Copy out all of the material exactly as presented.

# start of ENTRIES PROVIDED

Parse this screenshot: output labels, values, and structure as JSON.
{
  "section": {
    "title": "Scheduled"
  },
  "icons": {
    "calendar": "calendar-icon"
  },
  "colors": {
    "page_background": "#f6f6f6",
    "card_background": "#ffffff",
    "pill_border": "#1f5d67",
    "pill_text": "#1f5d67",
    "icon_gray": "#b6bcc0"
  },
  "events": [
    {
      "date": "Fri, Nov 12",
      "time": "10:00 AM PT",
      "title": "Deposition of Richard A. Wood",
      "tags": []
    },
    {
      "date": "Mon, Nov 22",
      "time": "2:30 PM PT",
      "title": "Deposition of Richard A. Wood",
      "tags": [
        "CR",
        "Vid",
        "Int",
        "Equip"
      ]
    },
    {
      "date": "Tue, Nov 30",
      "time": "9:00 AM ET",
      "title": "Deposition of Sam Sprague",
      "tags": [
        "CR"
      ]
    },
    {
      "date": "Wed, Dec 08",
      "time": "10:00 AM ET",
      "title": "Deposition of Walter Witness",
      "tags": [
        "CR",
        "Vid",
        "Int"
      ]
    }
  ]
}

# end of ENTRIES PROVIDED

_RESPONSE BELOW:_
Parse this screenshot: output labels, values, and structure as JSON.
{
  "section": {
    "title": "Scheduled"
  },
  "icons": {
    "calendar": "calendar-icon"
  },
  "colors": {
    "page_background": "#f6f6f6",
    "card_background": "#ffffff",
    "pill_border": "#1f5d67",
    "pill_text": "#1f5d67",
    "icon_gray": "#b6bcc0"
  },
  "events": [
    {
      "date": "Fri, Nov 12",
      "time": "10:00 AM PT",
      "title": "Deposition of Richard A. Wood",
      "tags": []
    },
    {
      "date": "Mon, Nov 22",
      "time": "2:30 PM PT",
      "title": "Deposition of Richard A. Wood",
      "tags": [
        "CR",
        "Vid",
        "Int",
        "Equip"
      ]
    },
    {
      "date": "Tue, Nov 30",
      "time": "9:00 AM ET",
      "title": "Deposition of Sam Sprague",
      "tags": [
        "CR"
      ]
    },
    {
      "date": "Wed, Dec 08",
      "time": "10:00 AM ET",
      "title": "Deposition of Walter Witness",
      "tags": [
        "CR",
        "Vid",
        "Int"
      ]
    }
  ]
}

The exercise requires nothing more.